[Exercise objective] Return each line of every item below without any changes.

[Entries]
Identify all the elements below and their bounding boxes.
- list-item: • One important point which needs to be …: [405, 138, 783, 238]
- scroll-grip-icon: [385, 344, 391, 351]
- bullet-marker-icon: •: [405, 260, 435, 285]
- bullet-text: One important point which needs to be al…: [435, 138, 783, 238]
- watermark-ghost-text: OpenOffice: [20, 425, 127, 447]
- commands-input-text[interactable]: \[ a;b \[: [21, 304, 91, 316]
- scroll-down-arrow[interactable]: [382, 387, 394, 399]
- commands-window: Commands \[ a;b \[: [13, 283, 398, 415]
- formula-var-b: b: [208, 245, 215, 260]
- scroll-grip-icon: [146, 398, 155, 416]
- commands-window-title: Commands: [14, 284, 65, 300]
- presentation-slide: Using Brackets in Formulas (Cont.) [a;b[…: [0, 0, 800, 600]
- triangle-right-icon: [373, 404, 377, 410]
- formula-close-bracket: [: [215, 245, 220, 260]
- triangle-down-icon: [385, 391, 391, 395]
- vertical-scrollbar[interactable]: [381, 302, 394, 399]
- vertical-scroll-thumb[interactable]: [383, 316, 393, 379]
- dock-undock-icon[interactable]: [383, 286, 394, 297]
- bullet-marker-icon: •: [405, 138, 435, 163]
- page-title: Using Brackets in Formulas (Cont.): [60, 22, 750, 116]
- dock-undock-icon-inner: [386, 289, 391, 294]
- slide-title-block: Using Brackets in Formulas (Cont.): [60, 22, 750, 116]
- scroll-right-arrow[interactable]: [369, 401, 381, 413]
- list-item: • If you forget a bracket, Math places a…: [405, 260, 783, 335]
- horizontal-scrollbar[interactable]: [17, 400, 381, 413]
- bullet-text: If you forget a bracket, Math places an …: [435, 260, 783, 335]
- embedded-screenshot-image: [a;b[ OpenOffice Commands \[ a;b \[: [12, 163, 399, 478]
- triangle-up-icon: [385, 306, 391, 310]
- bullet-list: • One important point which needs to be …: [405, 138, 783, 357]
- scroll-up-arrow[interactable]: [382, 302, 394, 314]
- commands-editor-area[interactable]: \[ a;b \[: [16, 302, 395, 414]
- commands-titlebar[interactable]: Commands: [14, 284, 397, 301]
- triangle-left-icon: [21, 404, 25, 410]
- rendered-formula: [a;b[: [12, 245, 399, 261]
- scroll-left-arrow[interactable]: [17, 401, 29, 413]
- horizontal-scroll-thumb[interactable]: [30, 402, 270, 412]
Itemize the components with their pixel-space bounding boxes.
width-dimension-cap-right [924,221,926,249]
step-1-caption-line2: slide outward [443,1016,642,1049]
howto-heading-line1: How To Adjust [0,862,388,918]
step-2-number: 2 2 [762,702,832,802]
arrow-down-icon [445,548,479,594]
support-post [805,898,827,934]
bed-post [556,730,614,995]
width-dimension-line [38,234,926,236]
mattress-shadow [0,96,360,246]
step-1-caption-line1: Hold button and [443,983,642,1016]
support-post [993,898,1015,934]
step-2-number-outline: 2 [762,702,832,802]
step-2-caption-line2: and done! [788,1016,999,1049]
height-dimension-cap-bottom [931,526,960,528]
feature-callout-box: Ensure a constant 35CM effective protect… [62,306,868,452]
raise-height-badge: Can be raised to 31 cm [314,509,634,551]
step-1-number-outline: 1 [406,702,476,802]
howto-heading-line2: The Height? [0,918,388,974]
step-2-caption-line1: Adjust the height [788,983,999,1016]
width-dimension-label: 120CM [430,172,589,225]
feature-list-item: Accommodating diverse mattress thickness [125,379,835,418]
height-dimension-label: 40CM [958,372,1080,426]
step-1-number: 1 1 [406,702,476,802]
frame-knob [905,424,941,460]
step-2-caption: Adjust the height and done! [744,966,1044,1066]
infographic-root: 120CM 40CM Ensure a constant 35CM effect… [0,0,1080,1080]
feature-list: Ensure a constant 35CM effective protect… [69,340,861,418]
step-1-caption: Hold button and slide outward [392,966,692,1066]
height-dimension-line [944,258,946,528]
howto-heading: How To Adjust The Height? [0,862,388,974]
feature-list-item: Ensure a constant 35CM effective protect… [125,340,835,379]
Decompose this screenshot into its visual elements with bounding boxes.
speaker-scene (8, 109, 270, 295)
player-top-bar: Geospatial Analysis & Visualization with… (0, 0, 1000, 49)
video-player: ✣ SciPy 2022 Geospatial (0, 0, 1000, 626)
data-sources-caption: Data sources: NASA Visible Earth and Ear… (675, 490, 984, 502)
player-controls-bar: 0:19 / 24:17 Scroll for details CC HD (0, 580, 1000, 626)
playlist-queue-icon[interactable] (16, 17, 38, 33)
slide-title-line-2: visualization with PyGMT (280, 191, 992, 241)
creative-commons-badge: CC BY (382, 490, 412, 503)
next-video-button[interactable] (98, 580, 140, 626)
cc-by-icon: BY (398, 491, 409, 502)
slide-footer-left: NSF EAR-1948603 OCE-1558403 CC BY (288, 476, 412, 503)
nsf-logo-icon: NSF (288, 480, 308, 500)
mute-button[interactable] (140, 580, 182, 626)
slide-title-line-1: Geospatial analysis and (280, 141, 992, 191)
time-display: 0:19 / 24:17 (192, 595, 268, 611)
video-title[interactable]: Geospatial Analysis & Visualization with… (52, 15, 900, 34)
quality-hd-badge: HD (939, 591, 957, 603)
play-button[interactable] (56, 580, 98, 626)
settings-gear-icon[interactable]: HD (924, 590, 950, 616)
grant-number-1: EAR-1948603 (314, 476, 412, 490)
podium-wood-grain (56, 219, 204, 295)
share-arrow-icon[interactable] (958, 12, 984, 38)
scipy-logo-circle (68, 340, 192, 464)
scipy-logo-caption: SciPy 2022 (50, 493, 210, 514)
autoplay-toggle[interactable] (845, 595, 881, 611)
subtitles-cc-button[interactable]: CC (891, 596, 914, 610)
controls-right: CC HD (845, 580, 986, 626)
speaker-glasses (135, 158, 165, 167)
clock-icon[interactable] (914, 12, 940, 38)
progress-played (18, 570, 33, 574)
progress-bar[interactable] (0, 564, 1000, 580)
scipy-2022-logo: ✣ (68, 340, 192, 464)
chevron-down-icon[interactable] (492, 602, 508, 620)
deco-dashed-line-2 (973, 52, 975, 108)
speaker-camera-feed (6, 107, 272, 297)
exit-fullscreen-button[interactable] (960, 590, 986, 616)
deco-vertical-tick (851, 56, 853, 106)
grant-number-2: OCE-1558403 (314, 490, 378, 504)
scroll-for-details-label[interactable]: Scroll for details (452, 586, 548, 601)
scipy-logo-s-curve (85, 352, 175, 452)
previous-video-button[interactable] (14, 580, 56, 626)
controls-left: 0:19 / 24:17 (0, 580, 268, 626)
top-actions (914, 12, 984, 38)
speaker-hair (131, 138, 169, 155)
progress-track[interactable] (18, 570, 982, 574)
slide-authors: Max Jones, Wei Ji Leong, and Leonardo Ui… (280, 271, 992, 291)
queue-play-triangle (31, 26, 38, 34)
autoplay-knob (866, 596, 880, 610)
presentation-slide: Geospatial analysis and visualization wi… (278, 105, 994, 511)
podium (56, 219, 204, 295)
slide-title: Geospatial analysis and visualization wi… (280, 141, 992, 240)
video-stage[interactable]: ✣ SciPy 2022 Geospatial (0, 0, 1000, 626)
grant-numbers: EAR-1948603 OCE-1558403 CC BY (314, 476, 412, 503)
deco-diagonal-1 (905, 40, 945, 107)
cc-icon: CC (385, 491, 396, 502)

[Result for this task]
Identify all the elements below and their bounding boxes.
- list-item: • One important point which needs to be …: [405, 138, 783, 238]
- scroll-grip-icon: [385, 344, 391, 351]
- bullet-marker-icon: •: [405, 260, 435, 285]
- bullet-text: One important point which needs to be al…: [435, 138, 783, 238]
- watermark-ghost-text: OpenOffice: [20, 425, 127, 447]
- commands-input-text[interactable]: \[ a;b \[: [21, 304, 91, 316]
- scroll-down-arrow[interactable]: [382, 387, 394, 399]
- commands-window: Commands \[ a;b \[: [13, 283, 398, 415]
- formula-var-b: b: [208, 245, 215, 260]
- scroll-grip-icon: [146, 398, 155, 416]
- commands-window-title: Commands: [14, 284, 65, 300]
- presentation-slide: Using Brackets in Formulas (Cont.) [a;b[…: [0, 0, 800, 600]
- triangle-right-icon: [373, 404, 377, 410]
- formula-close-bracket: [: [215, 245, 220, 260]
- triangle-down-icon: [385, 391, 391, 395]
- vertical-scrollbar[interactable]: [381, 302, 394, 399]
- vertical-scroll-thumb[interactable]: [383, 316, 393, 379]
- dock-undock-icon[interactable]: [383, 286, 394, 297]
- bullet-marker-icon: •: [405, 138, 435, 163]
- page-title: Using Brackets in Formulas (Cont.): [60, 22, 750, 116]
- dock-undock-icon-inner: [386, 289, 391, 294]
- slide-title-block: Using Brackets in Formulas (Cont.): [60, 22, 750, 116]
- scroll-right-arrow[interactable]: [369, 401, 381, 413]
- list-item: • If you forget a bracket, Math places a…: [405, 260, 783, 335]
- horizontal-scrollbar[interactable]: [17, 400, 381, 413]
- bullet-text: If you forget a bracket, Math places an …: [435, 260, 783, 335]
- embedded-screenshot-image: [a;b[ OpenOffice Commands \[ a;b \[: [12, 163, 399, 478]
- triangle-up-icon: [385, 306, 391, 310]
- bullet-list: • One important point which needs to be …: [405, 138, 783, 357]
- scroll-up-arrow[interactable]: [382, 302, 394, 314]
- commands-editor-area[interactable]: \[ a;b \[: [16, 302, 395, 414]
- commands-titlebar[interactable]: Commands: [14, 284, 397, 301]
- triangle-left-icon: [21, 404, 25, 410]
- rendered-formula: [a;b[: [12, 245, 399, 261]
- scroll-left-arrow[interactable]: [17, 401, 29, 413]
- horizontal-scroll-thumb[interactable]: [30, 402, 270, 412]
Itemize the components with their pixel-space bounding boxes.
width-dimension-cap-right [924,221,926,249]
step-1-caption-line2: slide outward [443,1016,642,1049]
howto-heading-line1: How To Adjust [0,862,388,918]
step-2-number: 2 2 [762,702,832,802]
arrow-down-icon [445,548,479,594]
support-post [805,898,827,934]
bed-post [556,730,614,995]
width-dimension-line [38,234,926,236]
mattress-shadow [0,96,360,246]
step-1-caption-line1: Hold button and [443,983,642,1016]
support-post [993,898,1015,934]
step-2-number-outline: 2 [762,702,832,802]
step-2-caption-line2: and done! [788,1016,999,1049]
height-dimension-cap-bottom [931,526,960,528]
feature-callout-box: Ensure a constant 35CM effective protect… [62,306,868,452]
raise-height-badge: Can be raised to 31 cm [314,509,634,551]
step-1-number-outline: 1 [406,702,476,802]
howto-heading-line2: The Height? [0,918,388,974]
step-2-caption-line1: Adjust the height [788,983,999,1016]
width-dimension-label: 120CM [430,172,589,225]
feature-list-item: Accommodating diverse mattress thickness [125,379,835,418]
height-dimension-label: 40CM [958,372,1080,426]
step-1-number: 1 1 [406,702,476,802]
frame-knob [905,424,941,460]
step-2-caption: Adjust the height and done! [744,966,1044,1066]
infographic-root: 120CM 40CM Ensure a constant 35CM effect… [0,0,1080,1080]
feature-list: Ensure a constant 35CM effective protect… [69,340,861,418]
step-1-caption: Hold button and slide outward [392,966,692,1066]
height-dimension-line [944,258,946,528]
howto-heading: How To Adjust The Height? [0,862,388,974]
feature-list-item: Ensure a constant 35CM effective protect… [125,340,835,379]
Decompose this screenshot into its visual elements with bounding boxes.
speaker-scene (8, 109, 270, 295)
player-top-bar: Geospatial Analysis & Visualization with… (0, 0, 1000, 49)
video-player: ✣ SciPy 2022 Geospatial (0, 0, 1000, 626)
data-sources-caption: Data sources: NASA Visible Earth and Ear… (675, 490, 984, 502)
player-controls-bar: 0:19 / 24:17 Scroll for details CC HD (0, 580, 1000, 626)
playlist-queue-icon[interactable] (16, 17, 38, 33)
slide-title-line-2: visualization with PyGMT (280, 191, 992, 241)
creative-commons-badge: CC BY (382, 490, 412, 503)
next-video-button[interactable] (98, 580, 140, 626)
cc-by-icon: BY (398, 491, 409, 502)
slide-footer-left: NSF EAR-1948603 OCE-1558403 CC BY (288, 476, 412, 503)
nsf-logo-icon: NSF (288, 480, 308, 500)
mute-button[interactable] (140, 580, 182, 626)
slide-title-line-1: Geospatial analysis and (280, 141, 992, 191)
time-display: 0:19 / 24:17 (192, 595, 268, 611)
video-title[interactable]: Geospatial Analysis & Visualization with… (52, 15, 900, 34)
quality-hd-badge: HD (939, 591, 957, 603)
play-button[interactable] (56, 580, 98, 626)
settings-gear-icon[interactable]: HD (924, 590, 950, 616)
grant-number-1: EAR-1948603 (314, 476, 412, 490)
podium-wood-grain (56, 219, 204, 295)
share-arrow-icon[interactable] (958, 12, 984, 38)
scipy-logo-circle (68, 340, 192, 464)
scipy-logo-caption: SciPy 2022 (50, 493, 210, 514)
autoplay-toggle[interactable] (845, 595, 881, 611)
subtitles-cc-button[interactable]: CC (891, 596, 914, 610)
controls-right: CC HD (845, 580, 986, 626)
speaker-glasses (135, 158, 165, 167)
clock-icon[interactable] (914, 12, 940, 38)
progress-played (18, 570, 33, 574)
progress-bar[interactable] (0, 564, 1000, 580)
scipy-2022-logo: ✣ (68, 340, 192, 464)
chevron-down-icon[interactable] (492, 602, 508, 620)
deco-dashed-line-2 (973, 52, 975, 108)
speaker-camera-feed (6, 107, 272, 297)
exit-fullscreen-button[interactable] (960, 590, 986, 616)
deco-vertical-tick (851, 56, 853, 106)
grant-number-2: OCE-1558403 (314, 490, 378, 504)
scroll-for-details-label[interactable]: Scroll for details (452, 586, 548, 601)
scipy-logo-s-curve (85, 352, 175, 452)
previous-video-button[interactable] (14, 580, 56, 626)
controls-left: 0:19 / 24:17 (0, 580, 268, 626)
top-actions (914, 12, 984, 38)
speaker-hair (131, 138, 169, 155)
progress-track[interactable] (18, 570, 982, 574)
slide-authors: Max Jones, Wei Ji Leong, and Leonardo Ui… (280, 271, 992, 291)
queue-play-triangle (31, 26, 38, 34)
autoplay-knob (866, 596, 880, 610)
presentation-slide: Geospatial analysis and visualization wi… (278, 105, 994, 511)
podium (56, 219, 204, 295)
slide-title: Geospatial analysis and visualization wi… (280, 141, 992, 240)
video-stage[interactable]: ✣ SciPy 2022 Geospatial (0, 0, 1000, 626)
grant-numbers: EAR-1948603 OCE-1558403 CC BY (314, 476, 412, 503)
deco-diagonal-1 (905, 40, 945, 107)
cc-icon: CC (385, 491, 396, 502)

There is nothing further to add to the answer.